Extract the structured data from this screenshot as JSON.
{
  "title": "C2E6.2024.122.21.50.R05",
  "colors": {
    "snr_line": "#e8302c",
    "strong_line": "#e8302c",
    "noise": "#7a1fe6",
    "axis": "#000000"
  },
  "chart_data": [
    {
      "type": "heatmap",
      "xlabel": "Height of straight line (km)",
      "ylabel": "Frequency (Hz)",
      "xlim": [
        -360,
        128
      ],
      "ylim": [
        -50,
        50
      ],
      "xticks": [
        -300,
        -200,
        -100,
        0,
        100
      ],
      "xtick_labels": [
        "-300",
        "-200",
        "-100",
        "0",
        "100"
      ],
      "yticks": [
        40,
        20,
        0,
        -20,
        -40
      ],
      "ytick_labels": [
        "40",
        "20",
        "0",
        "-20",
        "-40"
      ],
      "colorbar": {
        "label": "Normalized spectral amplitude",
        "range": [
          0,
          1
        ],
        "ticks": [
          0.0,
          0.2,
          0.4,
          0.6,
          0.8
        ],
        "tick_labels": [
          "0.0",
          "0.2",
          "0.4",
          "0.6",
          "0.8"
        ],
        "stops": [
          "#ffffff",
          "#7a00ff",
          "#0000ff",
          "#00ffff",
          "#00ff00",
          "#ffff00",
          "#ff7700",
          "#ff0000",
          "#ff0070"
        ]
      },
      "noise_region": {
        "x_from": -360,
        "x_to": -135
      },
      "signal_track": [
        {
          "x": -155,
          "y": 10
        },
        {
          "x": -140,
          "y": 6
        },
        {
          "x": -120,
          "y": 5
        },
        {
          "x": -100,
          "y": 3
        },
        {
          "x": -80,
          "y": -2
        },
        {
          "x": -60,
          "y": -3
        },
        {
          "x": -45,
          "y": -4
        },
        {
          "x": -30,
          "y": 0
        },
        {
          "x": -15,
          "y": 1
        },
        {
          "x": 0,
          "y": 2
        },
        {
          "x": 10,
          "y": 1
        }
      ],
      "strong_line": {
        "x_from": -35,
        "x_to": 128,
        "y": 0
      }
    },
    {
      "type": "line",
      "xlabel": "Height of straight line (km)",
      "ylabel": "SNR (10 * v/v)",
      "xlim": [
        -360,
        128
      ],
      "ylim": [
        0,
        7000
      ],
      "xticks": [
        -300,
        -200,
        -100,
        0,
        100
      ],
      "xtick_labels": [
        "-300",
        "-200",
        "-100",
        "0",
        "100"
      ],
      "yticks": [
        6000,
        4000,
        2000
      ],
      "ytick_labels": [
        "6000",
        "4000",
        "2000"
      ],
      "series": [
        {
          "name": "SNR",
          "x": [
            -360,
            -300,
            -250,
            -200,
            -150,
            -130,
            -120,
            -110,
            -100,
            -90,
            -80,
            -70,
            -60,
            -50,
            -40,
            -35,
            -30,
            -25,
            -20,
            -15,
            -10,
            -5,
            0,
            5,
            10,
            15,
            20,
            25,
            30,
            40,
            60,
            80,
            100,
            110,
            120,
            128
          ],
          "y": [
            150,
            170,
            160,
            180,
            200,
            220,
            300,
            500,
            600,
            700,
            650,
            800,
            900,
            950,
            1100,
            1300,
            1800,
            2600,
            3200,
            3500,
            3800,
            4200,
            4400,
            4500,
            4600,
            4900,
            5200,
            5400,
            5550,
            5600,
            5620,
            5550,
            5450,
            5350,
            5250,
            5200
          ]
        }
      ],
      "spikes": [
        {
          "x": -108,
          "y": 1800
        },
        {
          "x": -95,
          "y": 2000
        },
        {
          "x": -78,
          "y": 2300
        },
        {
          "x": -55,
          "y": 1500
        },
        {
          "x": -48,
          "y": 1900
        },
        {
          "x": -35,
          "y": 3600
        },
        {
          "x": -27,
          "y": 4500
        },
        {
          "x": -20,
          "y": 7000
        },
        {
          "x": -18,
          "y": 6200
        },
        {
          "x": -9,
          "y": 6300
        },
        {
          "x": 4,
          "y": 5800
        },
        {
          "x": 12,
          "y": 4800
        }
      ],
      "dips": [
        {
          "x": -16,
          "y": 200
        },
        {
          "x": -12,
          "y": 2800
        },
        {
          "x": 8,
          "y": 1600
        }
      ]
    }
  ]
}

· · · · ·

▶ AIM OF THE TASK
Write out every line of the records exactly.

▶ EXPECTED ANSWER
Extract the structured data from this screenshot as JSON.
{
  "title": "C2E6.2024.122.21.50.R05",
  "colors": {
    "snr_line": "#e8302c",
    "strong_line": "#e8302c",
    "noise": "#7a1fe6",
    "axis": "#000000"
  },
  "chart_data": [
    {
      "type": "heatmap",
      "xlabel": "Height of straight line (km)",
      "ylabel": "Frequency (Hz)",
      "xlim": [
        -360,
        128
      ],
      "ylim": [
        -50,
        50
      ],
      "xticks": [
        -300,
        -200,
        -100,
        0,
        100
      ],
      "xtick_labels": [
        "-300",
        "-200",
        "-100",
        "0",
        "100"
      ],
      "yticks": [
        40,
        20,
        0,
        -20,
        -40
      ],
      "ytick_labels": [
        "40",
        "20",
        "0",
        "-20",
        "-40"
      ],
      "colorbar": {
        "label": "Normalized spectral amplitude",
        "range": [
          0,
          1
        ],
        "ticks": [
          0.0,
          0.2,
          0.4,
          0.6,
          0.8
        ],
        "tick_labels": [
          "0.0",
          "0.2",
          "0.4",
          "0.6",
          "0.8"
        ],
        "stops": [
          "#ffffff",
          "#7a00ff",
          "#0000ff",
          "#00ffff",
          "#00ff00",
          "#ffff00",
          "#ff7700",
          "#ff0000",
          "#ff0070"
        ]
      },
      "noise_region": {
        "x_from": -360,
        "x_to": -135
      },
      "signal_track": [
        {
          "x": -155,
          "y": 10
        },
        {
          "x": -140,
          "y": 6
        },
        {
          "x": -120,
          "y": 5
        },
        {
          "x": -100,
          "y": 3
        },
        {
          "x": -80,
          "y": -2
        },
        {
          "x": -60,
          "y": -3
        },
        {
          "x": -45,
          "y": -4
        },
        {
          "x": -30,
          "y": 0
        },
        {
          "x": -15,
          "y": 1
        },
        {
          "x": 0,
          "y": 2
        },
        {
          "x": 10,
          "y": 1
        }
      ],
      "strong_line": {
        "x_from": -35,
        "x_to": 128,
        "y": 0
      }
    },
    {
      "type": "line",
      "xlabel": "Height of straight line (km)",
      "ylabel": "SNR (10 * v/v)",
      "xlim": [
        -360,
        128
      ],
      "ylim": [
        0,
        7000
      ],
      "xticks": [
        -300,
        -200,
        -100,
        0,
        100
      ],
      "xtick_labels": [
        "-300",
        "-200",
        "-100",
        "0",
        "100"
      ],
      "yticks": [
        6000,
        4000,
        2000
      ],
      "ytick_labels": [
        "6000",
        "4000",
        "2000"
      ],
      "series": [
        {
          "name": "SNR",
          "x": [
            -360,
            -300,
            -250,
            -200,
            -150,
            -130,
            -120,
            -110,
            -100,
            -90,
            -80,
            -70,
            -60,
            -50,
            -40,
            -35,
            -30,
            -25,
            -20,
            -15,
            -10,
            -5,
            0,
            5,
            10,
            15,
            20,
            25,
            30,
            40,
            60,
            80,
            100,
            110,
            120,
            128
          ],
          "y": [
            150,
            170,
            160,
            180,
            200,
            220,
            300,
            500,
            600,
            700,
            650,
            800,
            900,
            950,
            1100,
            1300,
            1800,
            2600,
            3200,
            3500,
            3800,
            4200,
            4400,
            4500,
            4600,
            4900,
            5200,
            5400,
            5550,
            5600,
            5620,
            5550,
            5450,
            5350,
            5250,
            5200
          ]
        }
      ],
      "spikes": [
        {
          "x": -108,
          "y": 1800
        },
        {
          "x": -95,
          "y": 2000
        },
        {
          "x": -78,
          "y": 2300
        },
        {
          "x": -55,
          "y": 1500
        },
        {
          "x": -48,
          "y": 1900
        },
        {
          "x": -35,
          "y": 3600
        },
        {
          "x": -27,
          "y": 4500
        },
        {
          "x": -20,
          "y": 7000
        },
        {
          "x": -18,
          "y": 6200
        },
        {
          "x": -9,
          "y": 6300
        },
        {
          "x": 4,
          "y": 5800
        },
        {
          "x": 12,
          "y": 4800
        }
      ],
      "dips": [
        {
          "x": -16,
          "y": 200
        },
        {
          "x": -12,
          "y": 2800
        },
        {
          "x": 8,
          "y": 1600
        }
      ]
    }
  ]
}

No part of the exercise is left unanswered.